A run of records
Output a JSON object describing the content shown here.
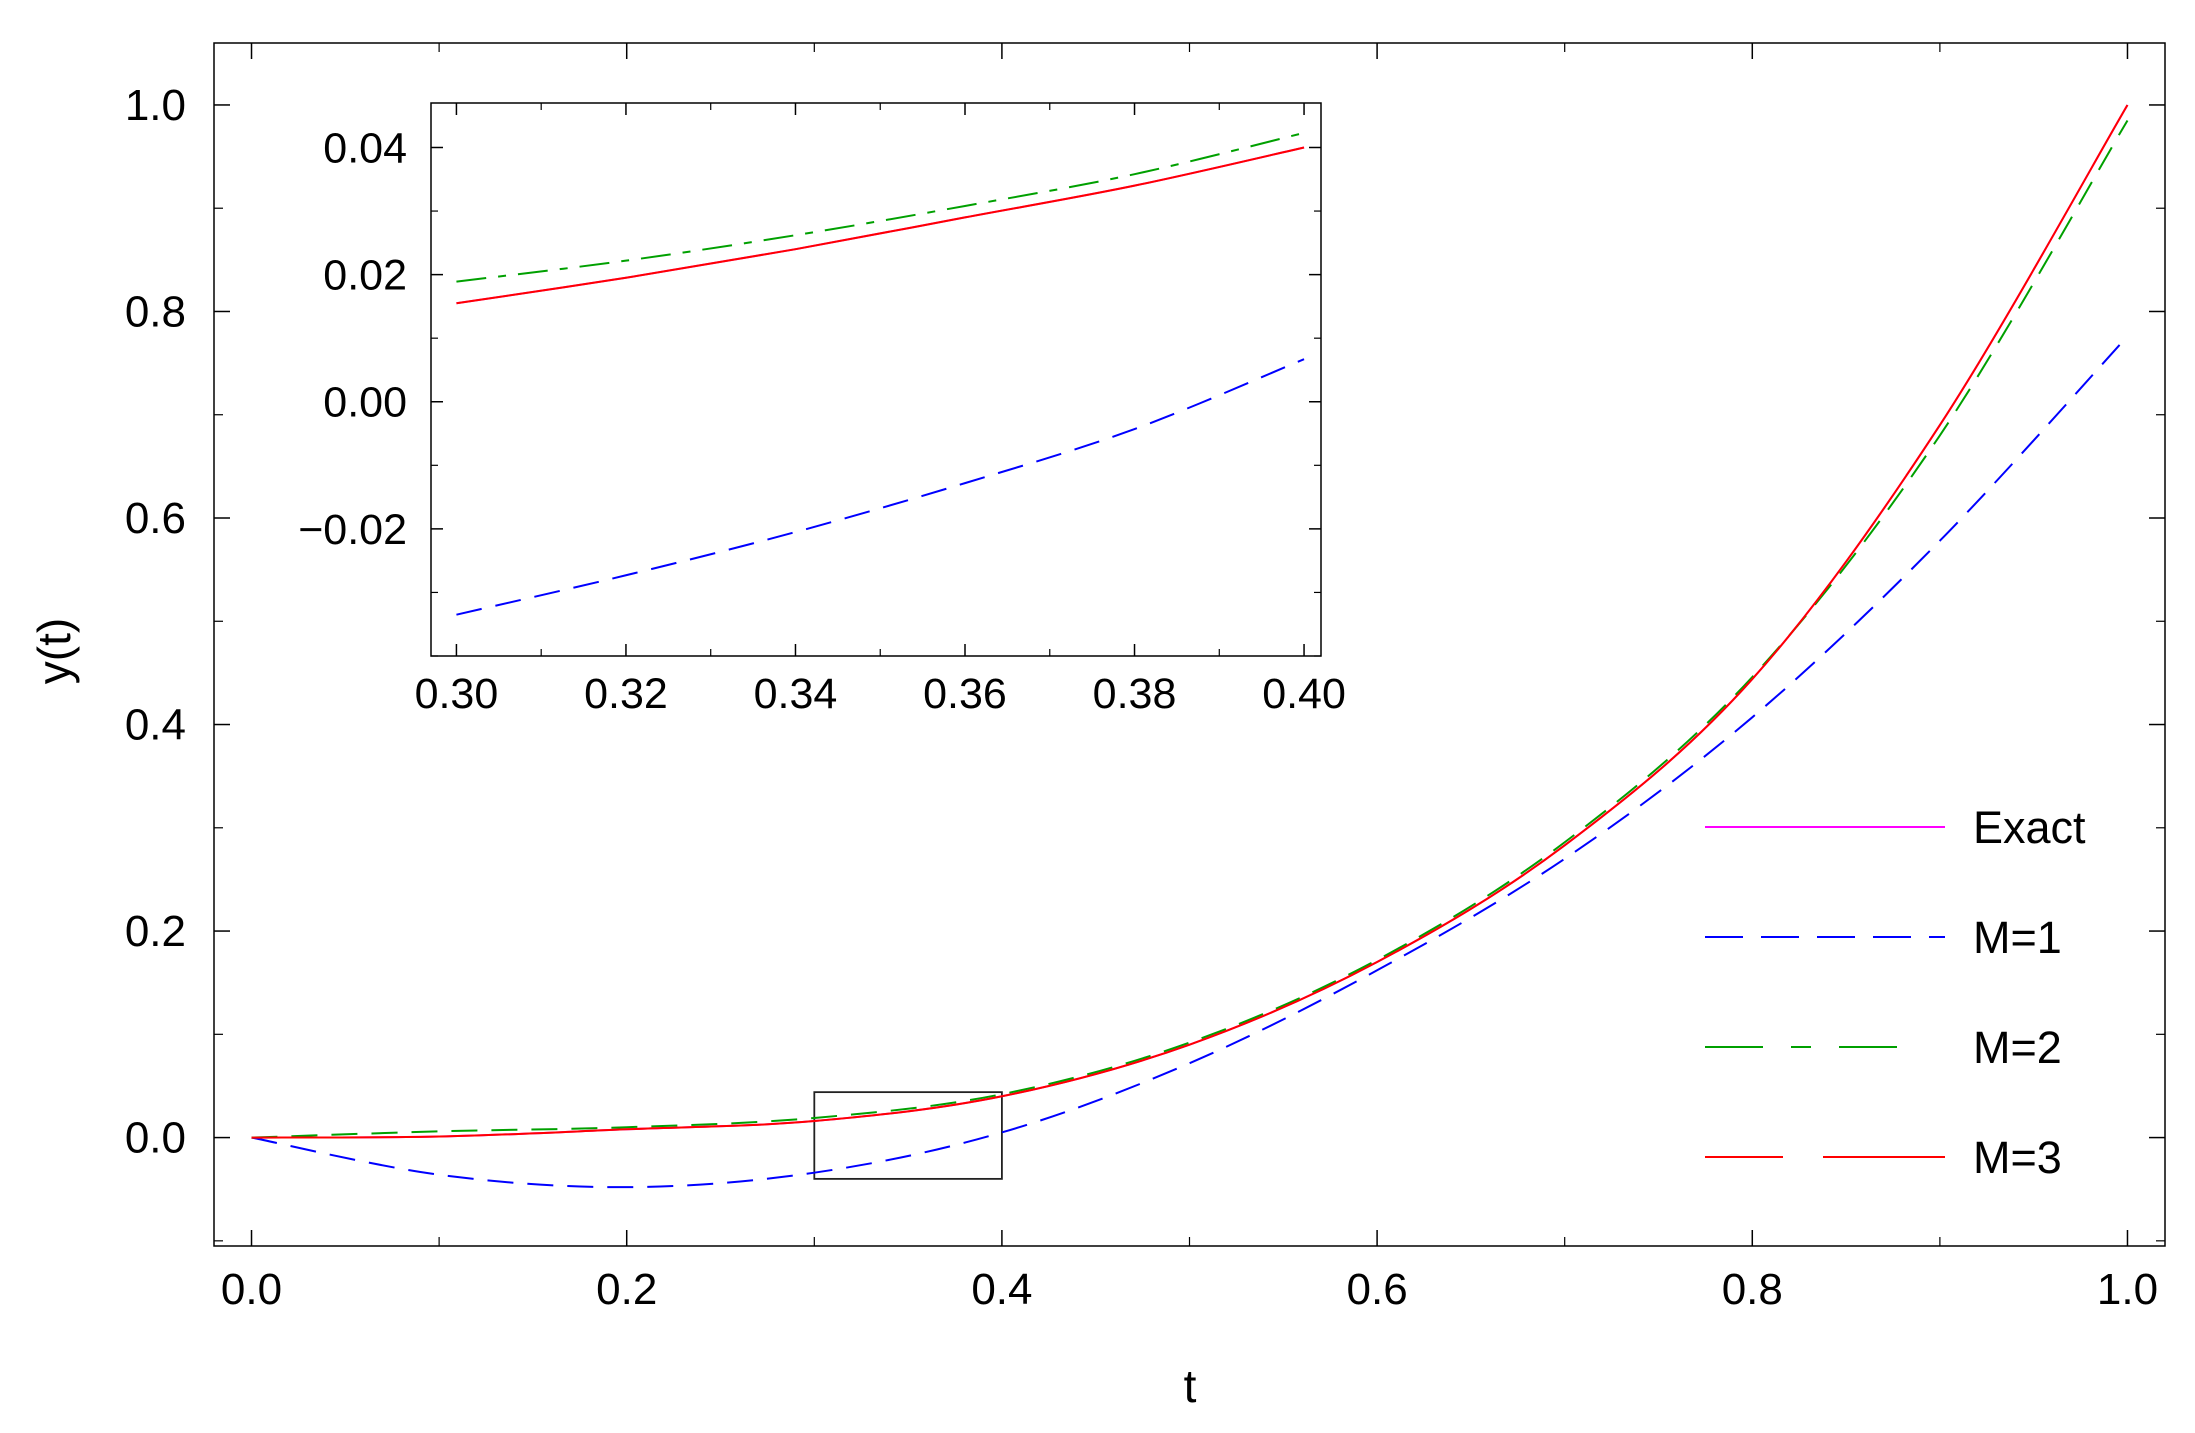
{
  "chart_data": [
    {
      "type": "line",
      "role": "main",
      "xlabel": "t",
      "ylabel": "y(t)",
      "xlim": [
        -0.02,
        1.02
      ],
      "ylim": [
        -0.105,
        1.06
      ],
      "xticks": [
        0.0,
        0.2,
        0.4,
        0.6,
        0.8,
        1.0
      ],
      "xtick_labels": [
        "0.0",
        "0.2",
        "0.4",
        "0.6",
        "0.8",
        "1.0"
      ],
      "yticks": [
        0.0,
        0.2,
        0.4,
        0.6,
        0.8,
        1.0
      ],
      "ytick_labels": [
        "0.0",
        "0.2",
        "0.4",
        "0.6",
        "0.8",
        "1.0"
      ],
      "grid": false,
      "legend_position": "right",
      "zoom_box": {
        "x": [
          0.3,
          0.4
        ],
        "y": [
          -0.04,
          0.044
        ]
      },
      "series": [
        {
          "name": "Exact",
          "color": "#ff00ff",
          "style": "solid",
          "x": [
            0,
            0.1,
            0.2,
            0.3,
            0.4,
            0.5,
            0.6,
            0.7,
            0.8,
            0.9,
            1.0
          ],
          "y": [
            0,
            0.001,
            0.008,
            0.016,
            0.04,
            0.09,
            0.17,
            0.283,
            0.444,
            0.69,
            1.0
          ]
        },
        {
          "name": "M=1",
          "color": "#0000ff",
          "style": "dashed",
          "x": [
            0,
            0.1,
            0.2,
            0.3,
            0.4,
            0.5,
            0.6,
            0.7,
            0.8,
            0.9,
            1.0
          ],
          "y": [
            0,
            -0.036,
            -0.048,
            -0.034,
            0.005,
            0.072,
            0.162,
            0.27,
            0.407,
            0.578,
            0.776
          ]
        },
        {
          "name": "M=2",
          "color": "#00a000",
          "style": "dashed",
          "x": [
            0,
            0.1,
            0.2,
            0.3,
            0.4,
            0.5,
            0.6,
            0.7,
            0.8,
            0.9,
            1.0
          ],
          "y": [
            0,
            0.006,
            0.01,
            0.019,
            0.042,
            0.092,
            0.172,
            0.286,
            0.446,
            0.68,
            0.985
          ]
        },
        {
          "name": "M=3",
          "color": "#ff0000",
          "style": "long-dash-solid",
          "x": [
            0,
            0.1,
            0.2,
            0.3,
            0.4,
            0.5,
            0.6,
            0.7,
            0.8,
            0.9,
            1.0
          ],
          "y": [
            0,
            0.001,
            0.008,
            0.016,
            0.04,
            0.09,
            0.17,
            0.283,
            0.444,
            0.69,
            1.0
          ]
        }
      ]
    },
    {
      "type": "line",
      "role": "inset",
      "xlim": [
        0.297,
        0.402
      ],
      "ylim": [
        -0.04,
        0.047
      ],
      "xticks": [
        0.3,
        0.32,
        0.34,
        0.36,
        0.38,
        0.4
      ],
      "xtick_labels": [
        "0.30",
        "0.32",
        "0.34",
        "0.36",
        "0.38",
        "0.40"
      ],
      "yticks": [
        -0.02,
        0.0,
        0.02,
        0.04
      ],
      "ytick_labels": [
        "−0.02",
        "0.00",
        "0.02",
        "0.04"
      ],
      "grid": false,
      "series": [
        {
          "name": "Exact",
          "color": "#ff00ff",
          "style": "solid",
          "x": [
            0.3,
            0.32,
            0.34,
            0.36,
            0.38,
            0.4
          ],
          "y": [
            0.0155,
            0.0195,
            0.024,
            0.029,
            0.034,
            0.04
          ]
        },
        {
          "name": "M=1",
          "color": "#0000ff",
          "style": "dashed",
          "x": [
            0.3,
            0.32,
            0.34,
            0.36,
            0.38,
            0.4
          ],
          "y": [
            -0.0335,
            -0.0273,
            -0.0205,
            -0.0128,
            -0.0043,
            0.0067
          ]
        },
        {
          "name": "M=2",
          "color": "#00a000",
          "style": "dash-dot",
          "x": [
            0.3,
            0.32,
            0.34,
            0.36,
            0.38,
            0.4
          ],
          "y": [
            0.0189,
            0.0222,
            0.0262,
            0.0308,
            0.0358,
            0.0423
          ]
        },
        {
          "name": "M=3",
          "color": "#ff0000",
          "style": "solid",
          "x": [
            0.3,
            0.32,
            0.34,
            0.36,
            0.38,
            0.4
          ],
          "y": [
            0.0155,
            0.0195,
            0.024,
            0.029,
            0.034,
            0.04
          ]
        }
      ]
    }
  ]
}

=== GIVEN TASK ===
Set down all the data again exactly as above, pictures excluded.

=== RESULT OF THIS EXERCISE ===
Output a JSON object describing the content shown here.
{
  "chart_data": [
    {
      "type": "line",
      "role": "main",
      "xlabel": "t",
      "ylabel": "y(t)",
      "xlim": [
        -0.02,
        1.02
      ],
      "ylim": [
        -0.105,
        1.06
      ],
      "xticks": [
        0.0,
        0.2,
        0.4,
        0.6,
        0.8,
        1.0
      ],
      "xtick_labels": [
        "0.0",
        "0.2",
        "0.4",
        "0.6",
        "0.8",
        "1.0"
      ],
      "yticks": [
        0.0,
        0.2,
        0.4,
        0.6,
        0.8,
        1.0
      ],
      "ytick_labels": [
        "0.0",
        "0.2",
        "0.4",
        "0.6",
        "0.8",
        "1.0"
      ],
      "grid": false,
      "legend_position": "right",
      "zoom_box": {
        "x": [
          0.3,
          0.4
        ],
        "y": [
          -0.04,
          0.044
        ]
      },
      "series": [
        {
          "name": "Exact",
          "color": "#ff00ff",
          "style": "solid",
          "x": [
            0,
            0.1,
            0.2,
            0.3,
            0.4,
            0.5,
            0.6,
            0.7,
            0.8,
            0.9,
            1.0
          ],
          "y": [
            0,
            0.001,
            0.008,
            0.016,
            0.04,
            0.09,
            0.17,
            0.283,
            0.444,
            0.69,
            1.0
          ]
        },
        {
          "name": "M=1",
          "color": "#0000ff",
          "style": "dashed",
          "x": [
            0,
            0.1,
            0.2,
            0.3,
            0.4,
            0.5,
            0.6,
            0.7,
            0.8,
            0.9,
            1.0
          ],
          "y": [
            0,
            -0.036,
            -0.048,
            -0.034,
            0.005,
            0.072,
            0.162,
            0.27,
            0.407,
            0.578,
            0.776
          ]
        },
        {
          "name": "M=2",
          "color": "#00a000",
          "style": "dashed",
          "x": [
            0,
            0.1,
            0.2,
            0.3,
            0.4,
            0.5,
            0.6,
            0.7,
            0.8,
            0.9,
            1.0
          ],
          "y": [
            0,
            0.006,
            0.01,
            0.019,
            0.042,
            0.092,
            0.172,
            0.286,
            0.446,
            0.68,
            0.985
          ]
        },
        {
          "name": "M=3",
          "color": "#ff0000",
          "style": "long-dash-solid",
          "x": [
            0,
            0.1,
            0.2,
            0.3,
            0.4,
            0.5,
            0.6,
            0.7,
            0.8,
            0.9,
            1.0
          ],
          "y": [
            0,
            0.001,
            0.008,
            0.016,
            0.04,
            0.09,
            0.17,
            0.283,
            0.444,
            0.69,
            1.0
          ]
        }
      ]
    },
    {
      "type": "line",
      "role": "inset",
      "xlim": [
        0.297,
        0.402
      ],
      "ylim": [
        -0.04,
        0.047
      ],
      "xticks": [
        0.3,
        0.32,
        0.34,
        0.36,
        0.38,
        0.4
      ],
      "xtick_labels": [
        "0.30",
        "0.32",
        "0.34",
        "0.36",
        "0.38",
        "0.40"
      ],
      "yticks": [
        -0.02,
        0.0,
        0.02,
        0.04
      ],
      "ytick_labels": [
        "−0.02",
        "0.00",
        "0.02",
        "0.04"
      ],
      "grid": false,
      "series": [
        {
          "name": "Exact",
          "color": "#ff00ff",
          "style": "solid",
          "x": [
            0.3,
            0.32,
            0.34,
            0.36,
            0.38,
            0.4
          ],
          "y": [
            0.0155,
            0.0195,
            0.024,
            0.029,
            0.034,
            0.04
          ]
        },
        {
          "name": "M=1",
          "color": "#0000ff",
          "style": "dashed",
          "x": [
            0.3,
            0.32,
            0.34,
            0.36,
            0.38,
            0.4
          ],
          "y": [
            -0.0335,
            -0.0273,
            -0.0205,
            -0.0128,
            -0.0043,
            0.0067
          ]
        },
        {
          "name": "M=2",
          "color": "#00a000",
          "style": "dash-dot",
          "x": [
            0.3,
            0.32,
            0.34,
            0.36,
            0.38,
            0.4
          ],
          "y": [
            0.0189,
            0.0222,
            0.0262,
            0.0308,
            0.0358,
            0.0423
          ]
        },
        {
          "name": "M=3",
          "color": "#ff0000",
          "style": "solid",
          "x": [
            0.3,
            0.32,
            0.34,
            0.36,
            0.38,
            0.4
          ],
          "y": [
            0.0155,
            0.0195,
            0.024,
            0.029,
            0.034,
            0.04
          ]
        }
      ]
    }
  ]
}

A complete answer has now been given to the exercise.